[Direction]: Pick out all lines in the listing holding the string "Vanguard" and copy them.

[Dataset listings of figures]

○ ○ ○ ○

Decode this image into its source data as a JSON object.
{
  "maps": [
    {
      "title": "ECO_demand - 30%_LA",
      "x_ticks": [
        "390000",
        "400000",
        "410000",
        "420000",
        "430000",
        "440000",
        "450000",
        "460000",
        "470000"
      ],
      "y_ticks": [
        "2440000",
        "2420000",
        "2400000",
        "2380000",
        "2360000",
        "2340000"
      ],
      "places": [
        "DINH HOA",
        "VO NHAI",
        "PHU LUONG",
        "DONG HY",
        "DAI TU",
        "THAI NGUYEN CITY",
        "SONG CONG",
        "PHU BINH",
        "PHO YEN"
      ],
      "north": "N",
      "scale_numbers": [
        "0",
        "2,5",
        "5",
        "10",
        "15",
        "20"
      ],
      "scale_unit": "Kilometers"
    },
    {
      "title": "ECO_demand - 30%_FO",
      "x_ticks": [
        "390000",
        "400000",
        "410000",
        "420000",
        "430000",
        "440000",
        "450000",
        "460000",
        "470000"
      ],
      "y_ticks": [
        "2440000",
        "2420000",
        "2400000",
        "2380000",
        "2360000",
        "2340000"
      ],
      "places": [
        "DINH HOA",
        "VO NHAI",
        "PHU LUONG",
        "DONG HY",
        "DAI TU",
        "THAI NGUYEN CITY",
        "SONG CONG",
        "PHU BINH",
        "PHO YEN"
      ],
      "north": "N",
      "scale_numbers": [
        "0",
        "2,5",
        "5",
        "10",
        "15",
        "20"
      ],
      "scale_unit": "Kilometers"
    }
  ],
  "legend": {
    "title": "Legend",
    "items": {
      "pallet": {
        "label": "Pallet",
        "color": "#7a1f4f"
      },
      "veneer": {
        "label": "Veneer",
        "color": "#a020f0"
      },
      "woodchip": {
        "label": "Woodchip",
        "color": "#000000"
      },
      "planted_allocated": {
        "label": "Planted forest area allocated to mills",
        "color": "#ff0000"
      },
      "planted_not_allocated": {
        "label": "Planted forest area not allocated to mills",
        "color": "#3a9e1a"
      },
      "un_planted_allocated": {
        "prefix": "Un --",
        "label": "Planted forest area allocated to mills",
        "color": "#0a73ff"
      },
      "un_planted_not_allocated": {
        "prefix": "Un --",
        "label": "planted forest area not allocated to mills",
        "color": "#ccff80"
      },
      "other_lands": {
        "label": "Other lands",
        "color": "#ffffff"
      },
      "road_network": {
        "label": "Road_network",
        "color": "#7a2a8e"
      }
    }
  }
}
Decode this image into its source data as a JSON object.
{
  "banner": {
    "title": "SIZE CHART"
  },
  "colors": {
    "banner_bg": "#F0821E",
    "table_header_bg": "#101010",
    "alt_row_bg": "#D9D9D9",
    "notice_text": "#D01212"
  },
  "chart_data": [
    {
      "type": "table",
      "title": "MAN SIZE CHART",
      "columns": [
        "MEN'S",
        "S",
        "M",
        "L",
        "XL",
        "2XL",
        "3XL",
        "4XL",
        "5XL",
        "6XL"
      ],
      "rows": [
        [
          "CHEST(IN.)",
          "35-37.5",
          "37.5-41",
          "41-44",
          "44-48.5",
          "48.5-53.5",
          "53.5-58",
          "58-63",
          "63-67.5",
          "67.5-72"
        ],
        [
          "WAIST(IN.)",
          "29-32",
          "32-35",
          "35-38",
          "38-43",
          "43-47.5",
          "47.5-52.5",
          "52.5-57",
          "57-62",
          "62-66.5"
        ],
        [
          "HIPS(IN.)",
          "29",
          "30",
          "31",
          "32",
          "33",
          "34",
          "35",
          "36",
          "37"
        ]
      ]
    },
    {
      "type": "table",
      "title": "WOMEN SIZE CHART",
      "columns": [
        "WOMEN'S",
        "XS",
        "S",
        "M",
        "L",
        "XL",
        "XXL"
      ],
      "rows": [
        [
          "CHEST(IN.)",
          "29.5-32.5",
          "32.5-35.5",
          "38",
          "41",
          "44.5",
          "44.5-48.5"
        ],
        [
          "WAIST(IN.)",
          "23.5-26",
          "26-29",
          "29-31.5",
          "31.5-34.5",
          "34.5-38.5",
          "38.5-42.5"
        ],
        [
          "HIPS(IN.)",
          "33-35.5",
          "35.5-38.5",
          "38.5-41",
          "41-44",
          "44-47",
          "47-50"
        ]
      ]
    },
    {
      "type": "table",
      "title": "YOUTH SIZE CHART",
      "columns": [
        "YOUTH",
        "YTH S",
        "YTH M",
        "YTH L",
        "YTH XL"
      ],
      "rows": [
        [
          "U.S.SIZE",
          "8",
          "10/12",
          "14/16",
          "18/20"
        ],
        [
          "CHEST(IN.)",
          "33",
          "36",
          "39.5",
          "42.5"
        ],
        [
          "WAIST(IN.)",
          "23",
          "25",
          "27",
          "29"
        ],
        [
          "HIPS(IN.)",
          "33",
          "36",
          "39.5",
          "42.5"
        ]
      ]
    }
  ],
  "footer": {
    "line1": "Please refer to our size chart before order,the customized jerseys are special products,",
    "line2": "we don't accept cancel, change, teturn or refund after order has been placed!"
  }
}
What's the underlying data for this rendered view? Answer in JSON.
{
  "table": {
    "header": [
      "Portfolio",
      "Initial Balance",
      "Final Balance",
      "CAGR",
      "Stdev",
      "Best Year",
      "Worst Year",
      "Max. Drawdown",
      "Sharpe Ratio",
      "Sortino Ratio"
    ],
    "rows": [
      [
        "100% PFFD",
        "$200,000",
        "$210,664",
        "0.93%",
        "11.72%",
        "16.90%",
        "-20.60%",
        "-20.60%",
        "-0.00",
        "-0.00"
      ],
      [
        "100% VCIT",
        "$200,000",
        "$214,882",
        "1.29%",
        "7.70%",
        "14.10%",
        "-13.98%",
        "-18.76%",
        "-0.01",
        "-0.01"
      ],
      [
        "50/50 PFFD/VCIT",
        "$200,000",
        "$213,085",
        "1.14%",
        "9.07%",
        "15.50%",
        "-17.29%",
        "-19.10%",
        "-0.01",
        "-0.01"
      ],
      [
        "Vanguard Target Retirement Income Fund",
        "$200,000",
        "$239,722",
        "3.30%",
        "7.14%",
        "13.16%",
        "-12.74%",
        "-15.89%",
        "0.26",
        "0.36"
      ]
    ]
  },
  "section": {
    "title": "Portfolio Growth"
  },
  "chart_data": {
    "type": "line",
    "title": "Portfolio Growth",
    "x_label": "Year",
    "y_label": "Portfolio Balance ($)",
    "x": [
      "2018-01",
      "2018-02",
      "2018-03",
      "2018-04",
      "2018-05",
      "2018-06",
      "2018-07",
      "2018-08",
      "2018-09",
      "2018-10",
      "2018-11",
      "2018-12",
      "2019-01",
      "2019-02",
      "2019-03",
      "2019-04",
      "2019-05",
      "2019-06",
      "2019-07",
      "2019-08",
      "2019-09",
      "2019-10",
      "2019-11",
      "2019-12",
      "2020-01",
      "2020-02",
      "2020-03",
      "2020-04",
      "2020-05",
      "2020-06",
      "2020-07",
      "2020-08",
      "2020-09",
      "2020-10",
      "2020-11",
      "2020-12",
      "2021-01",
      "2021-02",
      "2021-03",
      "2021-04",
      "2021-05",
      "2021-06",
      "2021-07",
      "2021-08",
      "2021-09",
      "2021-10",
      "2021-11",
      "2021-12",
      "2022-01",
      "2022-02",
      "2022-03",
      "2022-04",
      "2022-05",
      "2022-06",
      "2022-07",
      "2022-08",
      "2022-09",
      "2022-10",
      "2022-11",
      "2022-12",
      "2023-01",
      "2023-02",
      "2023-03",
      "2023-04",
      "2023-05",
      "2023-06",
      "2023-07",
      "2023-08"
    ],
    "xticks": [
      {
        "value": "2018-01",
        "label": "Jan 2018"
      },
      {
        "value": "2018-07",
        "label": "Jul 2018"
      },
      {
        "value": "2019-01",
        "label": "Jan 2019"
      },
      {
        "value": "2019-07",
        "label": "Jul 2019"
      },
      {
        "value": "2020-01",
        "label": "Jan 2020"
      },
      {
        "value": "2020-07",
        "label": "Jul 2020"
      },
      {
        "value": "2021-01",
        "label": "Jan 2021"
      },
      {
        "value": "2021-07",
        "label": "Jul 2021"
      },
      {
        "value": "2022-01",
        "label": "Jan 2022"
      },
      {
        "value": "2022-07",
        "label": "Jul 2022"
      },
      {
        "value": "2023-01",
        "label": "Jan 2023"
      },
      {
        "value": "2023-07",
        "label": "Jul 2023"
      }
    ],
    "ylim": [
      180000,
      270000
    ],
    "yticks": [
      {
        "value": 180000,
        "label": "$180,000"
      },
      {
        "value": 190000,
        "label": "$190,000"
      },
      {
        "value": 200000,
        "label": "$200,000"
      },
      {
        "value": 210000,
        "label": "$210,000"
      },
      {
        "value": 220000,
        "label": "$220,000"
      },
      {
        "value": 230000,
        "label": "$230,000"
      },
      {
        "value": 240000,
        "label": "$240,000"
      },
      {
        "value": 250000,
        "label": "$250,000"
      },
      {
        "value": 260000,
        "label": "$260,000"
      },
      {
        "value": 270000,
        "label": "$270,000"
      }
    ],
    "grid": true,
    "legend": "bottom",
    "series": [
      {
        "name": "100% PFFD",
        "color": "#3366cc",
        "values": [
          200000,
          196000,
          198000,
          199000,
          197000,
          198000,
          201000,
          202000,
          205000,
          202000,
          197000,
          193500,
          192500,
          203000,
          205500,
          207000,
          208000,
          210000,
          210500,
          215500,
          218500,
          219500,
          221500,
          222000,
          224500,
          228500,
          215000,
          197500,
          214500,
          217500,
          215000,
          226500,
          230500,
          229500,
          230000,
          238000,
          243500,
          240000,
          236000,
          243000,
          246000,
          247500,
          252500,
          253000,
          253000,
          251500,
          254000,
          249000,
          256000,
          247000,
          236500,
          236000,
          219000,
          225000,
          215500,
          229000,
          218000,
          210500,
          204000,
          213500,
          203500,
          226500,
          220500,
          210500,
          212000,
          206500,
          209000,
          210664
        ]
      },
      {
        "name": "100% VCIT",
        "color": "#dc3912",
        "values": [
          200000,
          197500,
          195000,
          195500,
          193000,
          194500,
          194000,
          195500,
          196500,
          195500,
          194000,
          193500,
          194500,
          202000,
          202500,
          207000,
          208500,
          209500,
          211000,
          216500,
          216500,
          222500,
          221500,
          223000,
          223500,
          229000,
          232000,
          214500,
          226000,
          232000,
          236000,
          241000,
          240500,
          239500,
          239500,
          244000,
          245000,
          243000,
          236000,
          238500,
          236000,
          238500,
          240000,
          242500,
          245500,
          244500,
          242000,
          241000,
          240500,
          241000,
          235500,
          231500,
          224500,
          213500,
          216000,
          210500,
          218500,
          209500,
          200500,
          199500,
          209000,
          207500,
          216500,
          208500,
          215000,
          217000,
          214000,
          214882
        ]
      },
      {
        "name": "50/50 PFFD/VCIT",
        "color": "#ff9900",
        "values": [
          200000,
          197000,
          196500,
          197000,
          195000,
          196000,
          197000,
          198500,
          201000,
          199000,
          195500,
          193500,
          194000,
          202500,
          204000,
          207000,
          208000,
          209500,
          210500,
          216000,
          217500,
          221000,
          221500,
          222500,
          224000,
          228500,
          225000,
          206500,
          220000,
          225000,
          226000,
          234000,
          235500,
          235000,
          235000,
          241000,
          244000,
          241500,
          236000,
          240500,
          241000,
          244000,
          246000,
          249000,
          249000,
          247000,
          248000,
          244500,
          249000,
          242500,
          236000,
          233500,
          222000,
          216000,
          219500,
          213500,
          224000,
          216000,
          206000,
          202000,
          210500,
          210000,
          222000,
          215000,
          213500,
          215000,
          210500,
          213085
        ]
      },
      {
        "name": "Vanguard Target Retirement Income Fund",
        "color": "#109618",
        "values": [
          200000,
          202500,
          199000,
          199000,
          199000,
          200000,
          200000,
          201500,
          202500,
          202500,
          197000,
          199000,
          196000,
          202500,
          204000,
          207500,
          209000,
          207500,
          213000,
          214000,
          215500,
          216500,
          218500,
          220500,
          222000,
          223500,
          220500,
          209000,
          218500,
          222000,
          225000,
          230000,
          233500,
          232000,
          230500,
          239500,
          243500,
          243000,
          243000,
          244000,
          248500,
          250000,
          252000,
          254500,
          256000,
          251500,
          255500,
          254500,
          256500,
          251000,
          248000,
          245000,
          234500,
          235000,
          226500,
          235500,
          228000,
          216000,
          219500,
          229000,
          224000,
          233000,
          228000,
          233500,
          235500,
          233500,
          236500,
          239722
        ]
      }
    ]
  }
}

○ ○ ○ ○

[Task output]:
        "Vanguard Target Retirement Income Fund",
        "name": "Vanguard Target Retirement Income Fund",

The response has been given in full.